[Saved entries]
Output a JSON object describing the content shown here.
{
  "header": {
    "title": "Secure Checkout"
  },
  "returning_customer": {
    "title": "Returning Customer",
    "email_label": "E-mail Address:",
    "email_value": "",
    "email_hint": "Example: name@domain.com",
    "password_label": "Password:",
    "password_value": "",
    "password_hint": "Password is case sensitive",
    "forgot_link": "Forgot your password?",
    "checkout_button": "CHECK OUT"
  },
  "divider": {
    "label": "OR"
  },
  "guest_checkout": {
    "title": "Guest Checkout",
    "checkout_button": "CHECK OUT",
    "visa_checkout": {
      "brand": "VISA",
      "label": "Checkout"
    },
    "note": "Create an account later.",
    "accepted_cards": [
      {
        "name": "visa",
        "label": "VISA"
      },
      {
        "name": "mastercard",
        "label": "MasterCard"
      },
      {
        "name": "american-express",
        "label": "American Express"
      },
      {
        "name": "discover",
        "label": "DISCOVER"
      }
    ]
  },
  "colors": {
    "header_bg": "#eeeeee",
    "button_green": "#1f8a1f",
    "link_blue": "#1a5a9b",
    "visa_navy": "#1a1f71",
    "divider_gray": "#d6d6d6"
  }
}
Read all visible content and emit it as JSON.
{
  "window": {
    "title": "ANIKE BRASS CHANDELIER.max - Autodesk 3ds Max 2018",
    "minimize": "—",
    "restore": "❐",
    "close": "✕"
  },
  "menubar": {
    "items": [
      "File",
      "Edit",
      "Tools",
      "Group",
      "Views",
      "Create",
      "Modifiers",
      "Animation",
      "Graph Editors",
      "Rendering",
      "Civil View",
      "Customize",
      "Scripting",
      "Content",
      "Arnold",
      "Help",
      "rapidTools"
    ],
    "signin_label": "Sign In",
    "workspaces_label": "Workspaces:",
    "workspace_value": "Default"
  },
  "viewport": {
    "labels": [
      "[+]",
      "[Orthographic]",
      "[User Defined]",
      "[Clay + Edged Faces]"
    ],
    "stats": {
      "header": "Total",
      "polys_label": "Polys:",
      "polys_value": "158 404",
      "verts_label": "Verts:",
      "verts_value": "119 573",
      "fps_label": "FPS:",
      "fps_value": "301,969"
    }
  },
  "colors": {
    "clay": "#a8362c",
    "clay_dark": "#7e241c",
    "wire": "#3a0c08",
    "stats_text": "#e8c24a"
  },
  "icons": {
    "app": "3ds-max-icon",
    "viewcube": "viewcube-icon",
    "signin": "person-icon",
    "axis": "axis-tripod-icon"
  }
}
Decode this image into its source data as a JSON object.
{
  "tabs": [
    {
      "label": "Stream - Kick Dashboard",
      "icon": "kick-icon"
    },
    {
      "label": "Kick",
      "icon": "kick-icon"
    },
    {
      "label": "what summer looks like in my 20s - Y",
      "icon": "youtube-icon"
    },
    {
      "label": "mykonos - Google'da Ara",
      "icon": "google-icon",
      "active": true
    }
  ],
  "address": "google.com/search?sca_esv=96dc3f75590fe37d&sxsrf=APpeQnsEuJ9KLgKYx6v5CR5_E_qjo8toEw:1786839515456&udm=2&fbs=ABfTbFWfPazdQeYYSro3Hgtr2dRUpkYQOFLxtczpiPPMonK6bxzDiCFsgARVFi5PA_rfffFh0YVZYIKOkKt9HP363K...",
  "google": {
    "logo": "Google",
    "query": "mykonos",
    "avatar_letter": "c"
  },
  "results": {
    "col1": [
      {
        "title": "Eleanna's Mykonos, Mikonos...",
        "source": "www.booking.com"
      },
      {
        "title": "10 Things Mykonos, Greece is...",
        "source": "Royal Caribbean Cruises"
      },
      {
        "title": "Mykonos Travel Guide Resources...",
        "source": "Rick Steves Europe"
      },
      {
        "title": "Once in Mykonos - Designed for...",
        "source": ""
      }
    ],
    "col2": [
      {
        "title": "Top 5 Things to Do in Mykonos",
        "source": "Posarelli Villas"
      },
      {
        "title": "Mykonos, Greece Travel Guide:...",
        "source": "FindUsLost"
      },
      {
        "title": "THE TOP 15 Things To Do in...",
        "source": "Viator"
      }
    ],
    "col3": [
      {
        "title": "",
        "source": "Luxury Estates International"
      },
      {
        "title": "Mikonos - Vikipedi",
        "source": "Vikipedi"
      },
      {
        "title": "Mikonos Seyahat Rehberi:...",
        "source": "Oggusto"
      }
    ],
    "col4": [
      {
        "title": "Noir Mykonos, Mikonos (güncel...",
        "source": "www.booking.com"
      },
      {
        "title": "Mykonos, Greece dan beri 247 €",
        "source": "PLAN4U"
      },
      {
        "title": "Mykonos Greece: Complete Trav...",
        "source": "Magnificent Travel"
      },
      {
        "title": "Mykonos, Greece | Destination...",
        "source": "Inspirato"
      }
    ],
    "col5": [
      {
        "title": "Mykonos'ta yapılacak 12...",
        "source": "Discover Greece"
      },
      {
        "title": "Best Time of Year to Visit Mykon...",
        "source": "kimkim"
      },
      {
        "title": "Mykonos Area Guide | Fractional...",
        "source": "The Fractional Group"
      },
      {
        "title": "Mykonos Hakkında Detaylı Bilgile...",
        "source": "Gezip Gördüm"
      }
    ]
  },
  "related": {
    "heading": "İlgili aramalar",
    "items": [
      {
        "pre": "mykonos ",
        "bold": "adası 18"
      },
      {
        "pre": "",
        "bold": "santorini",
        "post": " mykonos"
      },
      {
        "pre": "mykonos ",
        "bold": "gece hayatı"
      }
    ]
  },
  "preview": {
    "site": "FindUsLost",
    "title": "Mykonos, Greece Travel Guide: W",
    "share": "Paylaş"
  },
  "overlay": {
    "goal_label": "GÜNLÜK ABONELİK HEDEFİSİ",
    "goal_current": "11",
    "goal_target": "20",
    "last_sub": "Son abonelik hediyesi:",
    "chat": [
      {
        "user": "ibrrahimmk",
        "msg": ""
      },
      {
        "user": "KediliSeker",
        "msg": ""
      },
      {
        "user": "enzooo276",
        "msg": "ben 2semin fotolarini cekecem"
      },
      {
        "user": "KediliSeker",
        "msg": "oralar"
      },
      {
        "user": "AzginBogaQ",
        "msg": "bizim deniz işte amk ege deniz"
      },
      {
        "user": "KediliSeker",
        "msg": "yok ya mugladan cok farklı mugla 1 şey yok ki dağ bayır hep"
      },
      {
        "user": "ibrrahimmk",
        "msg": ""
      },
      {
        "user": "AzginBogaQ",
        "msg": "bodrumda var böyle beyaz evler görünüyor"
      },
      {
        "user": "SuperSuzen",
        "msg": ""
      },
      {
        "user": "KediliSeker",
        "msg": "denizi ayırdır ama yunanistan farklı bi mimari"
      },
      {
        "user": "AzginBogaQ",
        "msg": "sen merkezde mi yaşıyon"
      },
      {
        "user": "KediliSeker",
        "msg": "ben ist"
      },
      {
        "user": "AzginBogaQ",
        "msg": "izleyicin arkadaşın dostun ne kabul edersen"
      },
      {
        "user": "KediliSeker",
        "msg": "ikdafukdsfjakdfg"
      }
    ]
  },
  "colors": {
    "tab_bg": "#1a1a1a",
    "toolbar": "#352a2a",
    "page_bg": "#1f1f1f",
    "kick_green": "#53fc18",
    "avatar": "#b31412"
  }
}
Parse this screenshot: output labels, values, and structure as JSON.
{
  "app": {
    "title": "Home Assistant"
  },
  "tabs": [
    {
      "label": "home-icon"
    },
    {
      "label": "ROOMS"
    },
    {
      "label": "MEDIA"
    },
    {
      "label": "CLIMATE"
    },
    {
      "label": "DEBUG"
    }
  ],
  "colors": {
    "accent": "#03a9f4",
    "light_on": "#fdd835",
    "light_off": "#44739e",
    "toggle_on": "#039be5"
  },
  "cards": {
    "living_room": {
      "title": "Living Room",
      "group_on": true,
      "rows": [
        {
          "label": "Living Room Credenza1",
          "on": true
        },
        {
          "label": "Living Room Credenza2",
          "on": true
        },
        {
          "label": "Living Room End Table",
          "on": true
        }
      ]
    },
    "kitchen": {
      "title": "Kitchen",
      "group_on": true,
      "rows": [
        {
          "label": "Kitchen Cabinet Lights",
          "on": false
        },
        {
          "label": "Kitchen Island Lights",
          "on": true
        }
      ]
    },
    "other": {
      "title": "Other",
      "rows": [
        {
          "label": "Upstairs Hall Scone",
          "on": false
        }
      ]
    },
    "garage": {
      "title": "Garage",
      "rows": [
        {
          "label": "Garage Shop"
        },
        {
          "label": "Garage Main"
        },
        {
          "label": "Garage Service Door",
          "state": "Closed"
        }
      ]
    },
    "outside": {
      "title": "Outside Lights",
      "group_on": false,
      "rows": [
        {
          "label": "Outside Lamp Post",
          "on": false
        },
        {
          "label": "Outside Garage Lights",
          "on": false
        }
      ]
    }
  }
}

* DO THIS
Leave out every line without the string "bold" and copy the rest.

* EXERCISE OUTPUT
        "bold": "adası 18"
        "bold": "santorini",
        "bold": "gece hayatı"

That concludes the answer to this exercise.